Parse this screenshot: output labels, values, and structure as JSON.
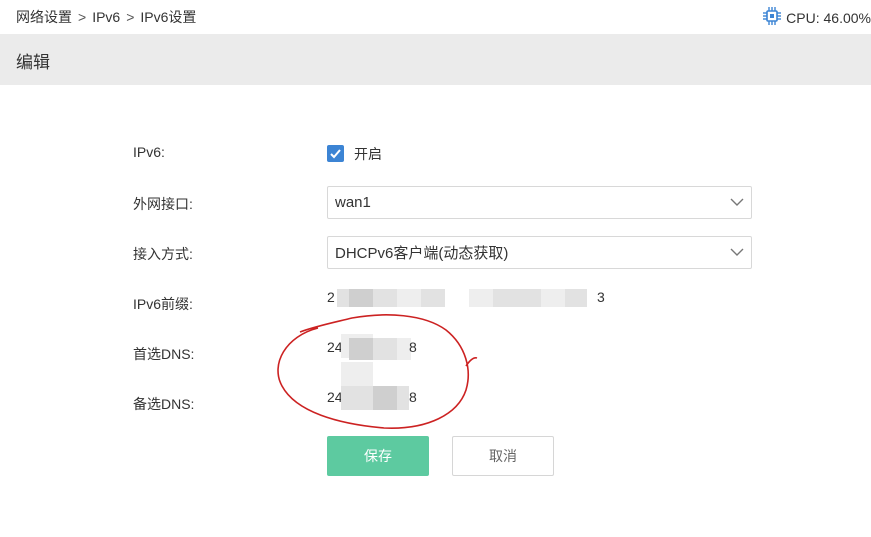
{
  "breadcrumb": {
    "items": [
      "网络设置",
      "IPv6",
      "IPv6设置"
    ],
    "separator": ">"
  },
  "cpu": {
    "icon": "cpu-chip-icon",
    "label": "CPU: 46.00%"
  },
  "edit_title": "编辑",
  "form": {
    "ipv6_label": "IPv6:",
    "ipv6_enabled": true,
    "ipv6_checkbox_text": "开启",
    "wan_label": "外网接口:",
    "wan_value": "wan1",
    "access_label": "接入方式:",
    "access_value": "DHCPv6客户端(动态获取)",
    "prefix_label": "IPv6前缀:",
    "prefix_start": "2",
    "prefix_end": "3",
    "dns1_label": "首选DNS:",
    "dns1_start": "24",
    "dns1_end": "8",
    "dns2_label": "备选DNS:",
    "dns2_start": "24",
    "dns2_end": "8"
  },
  "buttons": {
    "save": "保存",
    "cancel": "取消"
  },
  "colors": {
    "accent_blue": "#3c84d4",
    "save_green": "#5dcaa0",
    "header_gray": "#ebebeb",
    "annotation_red": "#cc2222"
  }
}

------------------------

Reproduce each entry precisely. Leave the pictures out.

Parse this screenshot: output labels, values, and structure as JSON.
{
  "breadcrumb": {
    "items": [
      "网络设置",
      "IPv6",
      "IPv6设置"
    ],
    "separator": ">"
  },
  "cpu": {
    "icon": "cpu-chip-icon",
    "label": "CPU: 46.00%"
  },
  "edit_title": "编辑",
  "form": {
    "ipv6_label": "IPv6:",
    "ipv6_enabled": true,
    "ipv6_checkbox_text": "开启",
    "wan_label": "外网接口:",
    "wan_value": "wan1",
    "access_label": "接入方式:",
    "access_value": "DHCPv6客户端(动态获取)",
    "prefix_label": "IPv6前缀:",
    "prefix_start": "2",
    "prefix_end": "3",
    "dns1_label": "首选DNS:",
    "dns1_start": "24",
    "dns1_end": "8",
    "dns2_label": "备选DNS:",
    "dns2_start": "24",
    "dns2_end": "8"
  },
  "buttons": {
    "save": "保存",
    "cancel": "取消"
  },
  "colors": {
    "accent_blue": "#3c84d4",
    "save_green": "#5dcaa0",
    "header_gray": "#ebebeb",
    "annotation_red": "#cc2222"
  }
}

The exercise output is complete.